-- Start --

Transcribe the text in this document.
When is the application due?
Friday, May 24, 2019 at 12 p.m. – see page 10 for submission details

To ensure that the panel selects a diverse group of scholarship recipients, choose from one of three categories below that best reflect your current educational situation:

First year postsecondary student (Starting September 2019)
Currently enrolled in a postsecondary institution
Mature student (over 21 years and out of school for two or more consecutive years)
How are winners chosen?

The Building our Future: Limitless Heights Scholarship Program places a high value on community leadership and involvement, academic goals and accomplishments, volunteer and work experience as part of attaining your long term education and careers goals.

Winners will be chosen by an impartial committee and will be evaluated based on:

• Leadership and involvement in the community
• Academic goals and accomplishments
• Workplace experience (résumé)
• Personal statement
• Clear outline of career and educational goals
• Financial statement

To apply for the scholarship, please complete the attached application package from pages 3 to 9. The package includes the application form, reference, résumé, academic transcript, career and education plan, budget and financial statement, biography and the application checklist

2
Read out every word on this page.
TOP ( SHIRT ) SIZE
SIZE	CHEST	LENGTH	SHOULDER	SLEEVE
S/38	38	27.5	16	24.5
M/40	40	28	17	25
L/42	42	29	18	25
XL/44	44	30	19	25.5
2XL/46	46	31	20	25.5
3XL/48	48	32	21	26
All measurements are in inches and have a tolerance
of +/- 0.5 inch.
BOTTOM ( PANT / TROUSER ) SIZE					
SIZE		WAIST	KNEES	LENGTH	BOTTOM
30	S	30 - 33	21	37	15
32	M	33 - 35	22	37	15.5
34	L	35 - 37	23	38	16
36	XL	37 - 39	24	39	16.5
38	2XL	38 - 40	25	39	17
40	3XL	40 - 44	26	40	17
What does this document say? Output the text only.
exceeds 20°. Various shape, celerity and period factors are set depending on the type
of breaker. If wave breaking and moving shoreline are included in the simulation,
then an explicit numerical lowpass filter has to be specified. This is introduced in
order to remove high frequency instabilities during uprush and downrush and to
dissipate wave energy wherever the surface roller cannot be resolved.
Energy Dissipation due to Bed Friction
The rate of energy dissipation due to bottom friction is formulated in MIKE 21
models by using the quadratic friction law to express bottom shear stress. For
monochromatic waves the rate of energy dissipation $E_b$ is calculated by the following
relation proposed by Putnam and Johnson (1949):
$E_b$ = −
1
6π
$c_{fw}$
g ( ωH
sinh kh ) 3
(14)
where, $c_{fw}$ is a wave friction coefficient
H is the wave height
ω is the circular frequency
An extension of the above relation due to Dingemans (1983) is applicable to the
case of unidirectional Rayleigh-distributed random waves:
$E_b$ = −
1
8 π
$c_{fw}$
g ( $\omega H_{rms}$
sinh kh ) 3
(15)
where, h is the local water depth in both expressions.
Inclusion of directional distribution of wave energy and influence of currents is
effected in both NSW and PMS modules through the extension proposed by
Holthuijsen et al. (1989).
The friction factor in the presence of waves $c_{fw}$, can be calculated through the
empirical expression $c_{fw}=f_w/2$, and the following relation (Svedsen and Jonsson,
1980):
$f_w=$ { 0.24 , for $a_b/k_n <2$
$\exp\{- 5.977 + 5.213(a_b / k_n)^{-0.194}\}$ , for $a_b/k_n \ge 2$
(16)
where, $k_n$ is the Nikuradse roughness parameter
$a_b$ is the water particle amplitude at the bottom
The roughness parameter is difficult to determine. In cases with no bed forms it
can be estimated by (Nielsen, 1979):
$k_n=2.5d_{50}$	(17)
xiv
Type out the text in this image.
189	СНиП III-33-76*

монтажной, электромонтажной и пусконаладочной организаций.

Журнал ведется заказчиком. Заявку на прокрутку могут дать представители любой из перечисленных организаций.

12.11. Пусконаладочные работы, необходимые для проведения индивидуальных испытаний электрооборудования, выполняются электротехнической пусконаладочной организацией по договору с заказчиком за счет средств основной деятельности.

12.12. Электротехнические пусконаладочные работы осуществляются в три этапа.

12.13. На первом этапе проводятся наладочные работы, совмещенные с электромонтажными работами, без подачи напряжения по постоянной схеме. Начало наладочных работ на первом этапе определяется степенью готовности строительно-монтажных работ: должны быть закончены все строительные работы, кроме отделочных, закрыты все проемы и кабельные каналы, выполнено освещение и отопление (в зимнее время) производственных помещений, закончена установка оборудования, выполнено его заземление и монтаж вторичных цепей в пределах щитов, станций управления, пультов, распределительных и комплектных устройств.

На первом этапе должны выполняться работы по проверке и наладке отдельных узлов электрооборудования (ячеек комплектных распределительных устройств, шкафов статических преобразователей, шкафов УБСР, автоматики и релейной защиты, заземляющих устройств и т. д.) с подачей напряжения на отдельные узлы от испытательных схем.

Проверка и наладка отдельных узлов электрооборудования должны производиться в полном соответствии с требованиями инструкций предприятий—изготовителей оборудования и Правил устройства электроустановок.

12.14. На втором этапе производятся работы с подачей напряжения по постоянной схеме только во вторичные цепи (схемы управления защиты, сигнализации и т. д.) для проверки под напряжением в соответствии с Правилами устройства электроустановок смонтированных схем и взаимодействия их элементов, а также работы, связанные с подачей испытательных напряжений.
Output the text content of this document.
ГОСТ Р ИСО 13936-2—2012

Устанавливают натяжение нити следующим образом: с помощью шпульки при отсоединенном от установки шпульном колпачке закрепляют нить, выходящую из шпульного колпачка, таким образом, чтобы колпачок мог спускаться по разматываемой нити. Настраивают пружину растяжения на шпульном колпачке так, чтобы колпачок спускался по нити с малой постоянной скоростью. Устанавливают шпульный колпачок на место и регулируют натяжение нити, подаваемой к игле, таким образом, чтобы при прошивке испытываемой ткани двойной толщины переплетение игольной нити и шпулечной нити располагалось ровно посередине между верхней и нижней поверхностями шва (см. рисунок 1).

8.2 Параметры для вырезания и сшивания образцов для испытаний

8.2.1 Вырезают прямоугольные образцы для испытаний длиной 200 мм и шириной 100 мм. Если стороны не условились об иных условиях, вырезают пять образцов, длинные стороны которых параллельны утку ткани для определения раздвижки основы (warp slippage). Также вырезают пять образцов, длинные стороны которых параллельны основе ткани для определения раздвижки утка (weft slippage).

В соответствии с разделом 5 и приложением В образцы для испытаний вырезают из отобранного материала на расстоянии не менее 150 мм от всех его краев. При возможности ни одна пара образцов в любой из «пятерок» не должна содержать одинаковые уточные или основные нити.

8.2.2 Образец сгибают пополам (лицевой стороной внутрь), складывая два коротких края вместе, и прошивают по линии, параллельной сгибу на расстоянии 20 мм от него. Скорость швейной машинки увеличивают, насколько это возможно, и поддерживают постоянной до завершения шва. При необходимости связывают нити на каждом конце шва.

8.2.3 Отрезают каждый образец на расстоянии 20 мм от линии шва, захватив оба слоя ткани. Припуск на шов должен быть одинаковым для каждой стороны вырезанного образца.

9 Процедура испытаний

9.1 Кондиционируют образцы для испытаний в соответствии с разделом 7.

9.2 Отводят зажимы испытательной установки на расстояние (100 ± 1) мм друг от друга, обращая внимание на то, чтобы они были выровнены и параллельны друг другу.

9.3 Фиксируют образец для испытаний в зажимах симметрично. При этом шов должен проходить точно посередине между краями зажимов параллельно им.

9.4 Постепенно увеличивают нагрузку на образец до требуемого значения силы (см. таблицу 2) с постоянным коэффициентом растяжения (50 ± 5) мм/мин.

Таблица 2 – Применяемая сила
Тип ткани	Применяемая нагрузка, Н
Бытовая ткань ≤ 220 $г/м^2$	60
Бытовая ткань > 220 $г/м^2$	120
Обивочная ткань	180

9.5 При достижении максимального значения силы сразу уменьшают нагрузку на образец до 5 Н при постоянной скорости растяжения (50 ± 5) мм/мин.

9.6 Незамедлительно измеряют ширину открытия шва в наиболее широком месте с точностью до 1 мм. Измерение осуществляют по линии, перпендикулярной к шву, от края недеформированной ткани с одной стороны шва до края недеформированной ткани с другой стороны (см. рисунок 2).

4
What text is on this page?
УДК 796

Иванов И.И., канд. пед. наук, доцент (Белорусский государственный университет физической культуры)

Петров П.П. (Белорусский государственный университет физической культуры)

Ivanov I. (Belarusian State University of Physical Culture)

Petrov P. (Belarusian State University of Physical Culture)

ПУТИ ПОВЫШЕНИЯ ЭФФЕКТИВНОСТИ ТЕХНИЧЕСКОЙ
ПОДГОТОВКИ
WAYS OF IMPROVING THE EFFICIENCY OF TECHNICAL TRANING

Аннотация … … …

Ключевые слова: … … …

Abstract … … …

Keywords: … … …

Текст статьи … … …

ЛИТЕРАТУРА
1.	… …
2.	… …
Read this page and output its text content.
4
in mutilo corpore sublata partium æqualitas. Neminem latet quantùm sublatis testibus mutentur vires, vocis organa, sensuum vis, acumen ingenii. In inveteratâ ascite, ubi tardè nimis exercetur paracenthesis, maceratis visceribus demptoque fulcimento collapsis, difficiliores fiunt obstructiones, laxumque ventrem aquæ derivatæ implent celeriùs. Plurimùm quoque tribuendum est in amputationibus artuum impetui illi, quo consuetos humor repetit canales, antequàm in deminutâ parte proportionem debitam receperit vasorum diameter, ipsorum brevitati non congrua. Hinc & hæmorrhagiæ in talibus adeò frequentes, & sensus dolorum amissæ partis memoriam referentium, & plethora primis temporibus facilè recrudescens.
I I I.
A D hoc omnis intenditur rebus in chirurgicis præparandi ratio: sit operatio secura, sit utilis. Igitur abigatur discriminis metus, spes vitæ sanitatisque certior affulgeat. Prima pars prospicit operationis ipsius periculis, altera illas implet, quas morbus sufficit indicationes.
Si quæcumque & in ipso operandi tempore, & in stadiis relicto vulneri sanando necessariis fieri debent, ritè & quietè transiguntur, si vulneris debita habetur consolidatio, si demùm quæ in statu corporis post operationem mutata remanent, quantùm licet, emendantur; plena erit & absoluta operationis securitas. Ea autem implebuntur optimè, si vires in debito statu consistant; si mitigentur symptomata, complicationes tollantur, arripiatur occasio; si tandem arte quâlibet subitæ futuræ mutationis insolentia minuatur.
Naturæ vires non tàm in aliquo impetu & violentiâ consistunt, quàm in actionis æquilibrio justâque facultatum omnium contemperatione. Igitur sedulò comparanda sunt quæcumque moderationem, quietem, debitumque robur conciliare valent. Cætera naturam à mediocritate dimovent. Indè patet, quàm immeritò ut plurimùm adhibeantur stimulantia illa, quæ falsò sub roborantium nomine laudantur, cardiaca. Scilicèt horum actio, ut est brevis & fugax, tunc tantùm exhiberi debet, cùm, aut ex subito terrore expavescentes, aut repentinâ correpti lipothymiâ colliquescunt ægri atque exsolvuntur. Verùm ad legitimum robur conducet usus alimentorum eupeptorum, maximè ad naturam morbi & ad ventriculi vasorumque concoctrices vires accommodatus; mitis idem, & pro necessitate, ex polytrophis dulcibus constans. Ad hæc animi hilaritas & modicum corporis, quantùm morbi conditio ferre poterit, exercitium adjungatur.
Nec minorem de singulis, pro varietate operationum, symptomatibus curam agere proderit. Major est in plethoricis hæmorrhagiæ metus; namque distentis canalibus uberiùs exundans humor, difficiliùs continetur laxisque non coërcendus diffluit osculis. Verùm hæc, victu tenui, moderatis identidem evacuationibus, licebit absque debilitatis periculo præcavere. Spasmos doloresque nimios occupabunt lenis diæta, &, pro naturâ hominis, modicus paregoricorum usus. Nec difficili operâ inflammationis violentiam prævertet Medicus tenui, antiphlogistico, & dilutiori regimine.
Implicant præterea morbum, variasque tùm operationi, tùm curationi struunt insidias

-- End --

■ EXERCISE DIRECTIONS:
Work out how many lines of the listing above include the word "физической". Reply with nothing but the count.

■ RESPONSE TO THE EXERCISE:
2